---------- Provided material

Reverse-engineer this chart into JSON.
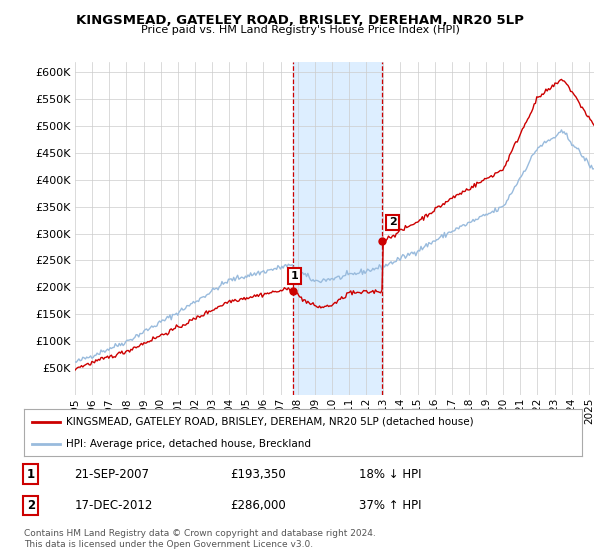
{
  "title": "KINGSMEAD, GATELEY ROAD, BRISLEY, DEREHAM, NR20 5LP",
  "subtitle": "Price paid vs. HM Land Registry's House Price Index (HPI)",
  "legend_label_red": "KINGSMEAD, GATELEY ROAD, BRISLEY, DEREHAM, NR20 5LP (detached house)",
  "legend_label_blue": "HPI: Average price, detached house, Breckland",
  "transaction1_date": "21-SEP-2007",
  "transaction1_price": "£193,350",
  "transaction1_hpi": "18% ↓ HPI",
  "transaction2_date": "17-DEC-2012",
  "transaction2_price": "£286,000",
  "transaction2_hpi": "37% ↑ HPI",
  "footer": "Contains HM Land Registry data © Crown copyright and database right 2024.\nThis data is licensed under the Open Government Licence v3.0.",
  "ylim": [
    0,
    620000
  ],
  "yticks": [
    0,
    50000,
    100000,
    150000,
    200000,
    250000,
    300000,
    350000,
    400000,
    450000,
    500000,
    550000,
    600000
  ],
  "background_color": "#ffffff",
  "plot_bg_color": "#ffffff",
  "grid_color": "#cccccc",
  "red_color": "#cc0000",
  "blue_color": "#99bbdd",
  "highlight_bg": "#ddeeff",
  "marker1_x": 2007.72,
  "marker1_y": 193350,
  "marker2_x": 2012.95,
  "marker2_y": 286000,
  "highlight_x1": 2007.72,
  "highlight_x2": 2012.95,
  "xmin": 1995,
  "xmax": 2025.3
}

--------------------
---------- Provided material

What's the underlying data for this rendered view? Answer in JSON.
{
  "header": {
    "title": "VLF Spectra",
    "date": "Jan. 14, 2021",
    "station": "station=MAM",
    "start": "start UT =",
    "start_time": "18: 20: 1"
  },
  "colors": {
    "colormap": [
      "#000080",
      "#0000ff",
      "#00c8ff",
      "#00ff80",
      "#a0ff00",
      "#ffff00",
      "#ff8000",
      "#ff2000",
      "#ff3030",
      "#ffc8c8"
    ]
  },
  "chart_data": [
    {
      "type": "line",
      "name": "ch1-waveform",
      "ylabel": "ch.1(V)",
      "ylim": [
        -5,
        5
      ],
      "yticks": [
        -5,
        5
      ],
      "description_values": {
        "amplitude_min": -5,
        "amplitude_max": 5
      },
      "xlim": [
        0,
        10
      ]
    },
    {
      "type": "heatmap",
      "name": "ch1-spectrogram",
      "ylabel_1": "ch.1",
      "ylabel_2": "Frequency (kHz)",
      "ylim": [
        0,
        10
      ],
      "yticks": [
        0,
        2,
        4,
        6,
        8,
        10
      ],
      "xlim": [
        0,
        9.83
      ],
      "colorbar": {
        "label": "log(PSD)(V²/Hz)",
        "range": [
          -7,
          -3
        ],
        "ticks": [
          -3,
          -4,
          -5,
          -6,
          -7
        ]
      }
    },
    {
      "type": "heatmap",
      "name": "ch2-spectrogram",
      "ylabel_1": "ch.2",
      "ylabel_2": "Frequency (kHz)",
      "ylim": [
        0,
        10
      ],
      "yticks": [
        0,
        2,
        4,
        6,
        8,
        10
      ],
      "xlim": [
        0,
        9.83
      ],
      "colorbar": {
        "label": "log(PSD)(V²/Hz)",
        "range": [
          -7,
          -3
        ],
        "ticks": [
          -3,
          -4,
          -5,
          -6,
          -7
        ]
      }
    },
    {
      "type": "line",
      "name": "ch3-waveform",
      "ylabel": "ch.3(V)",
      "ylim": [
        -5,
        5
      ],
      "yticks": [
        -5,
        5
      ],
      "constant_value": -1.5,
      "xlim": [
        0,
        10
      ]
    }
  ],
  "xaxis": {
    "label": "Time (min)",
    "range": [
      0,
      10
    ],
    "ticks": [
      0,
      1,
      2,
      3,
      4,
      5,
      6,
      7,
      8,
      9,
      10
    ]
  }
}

--------------------
---------- Provided material

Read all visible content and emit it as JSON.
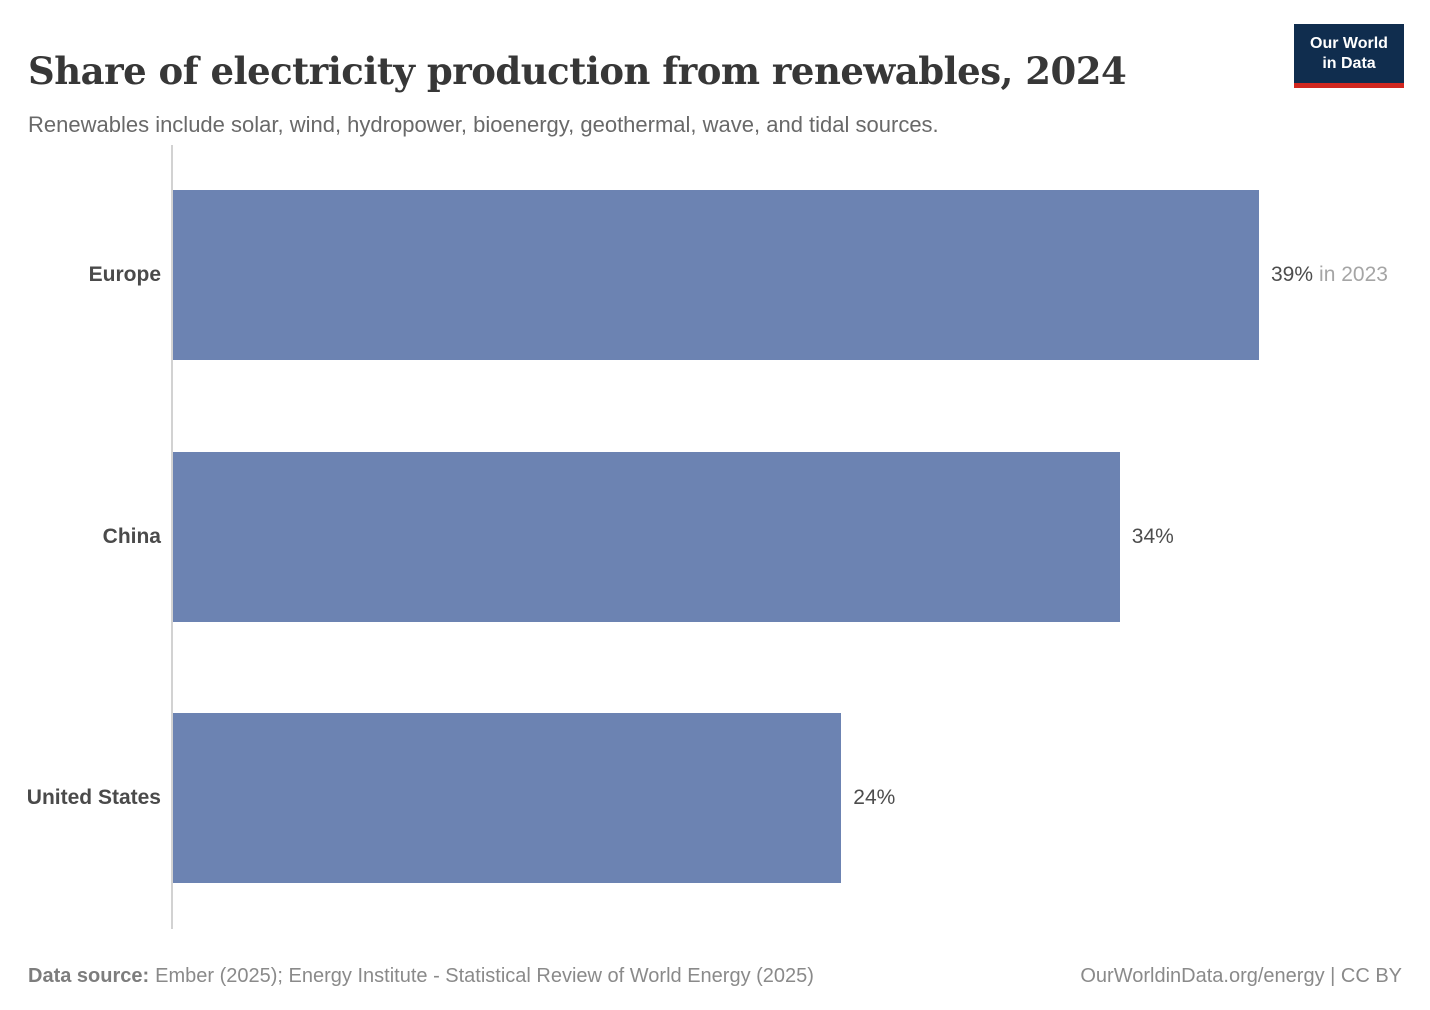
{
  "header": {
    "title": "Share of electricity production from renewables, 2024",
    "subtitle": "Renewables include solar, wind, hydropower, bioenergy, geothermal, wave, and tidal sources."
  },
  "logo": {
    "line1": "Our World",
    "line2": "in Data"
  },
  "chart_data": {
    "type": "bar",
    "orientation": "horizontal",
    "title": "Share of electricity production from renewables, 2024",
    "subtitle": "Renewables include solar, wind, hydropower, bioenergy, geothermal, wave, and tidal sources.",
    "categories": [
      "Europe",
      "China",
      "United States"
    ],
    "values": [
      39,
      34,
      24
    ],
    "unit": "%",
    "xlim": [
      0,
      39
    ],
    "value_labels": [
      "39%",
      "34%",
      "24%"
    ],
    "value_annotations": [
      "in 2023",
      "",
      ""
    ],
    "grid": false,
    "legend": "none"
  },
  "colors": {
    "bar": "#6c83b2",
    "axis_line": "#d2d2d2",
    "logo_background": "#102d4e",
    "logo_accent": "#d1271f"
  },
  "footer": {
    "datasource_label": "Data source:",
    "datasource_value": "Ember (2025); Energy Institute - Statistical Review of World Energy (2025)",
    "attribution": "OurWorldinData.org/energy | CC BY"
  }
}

--------------------

What to do:
Using the listing above, show each line holding the string "include".

Solution to the problem:
    "subtitle": "Renewables include solar, wind, hydropower, bioenergy, geothermal, wave, and tidal sources."
    "subtitle": "Renewables include solar, wind, hydropower, bioenergy, geothermal, wave, and tidal sources.",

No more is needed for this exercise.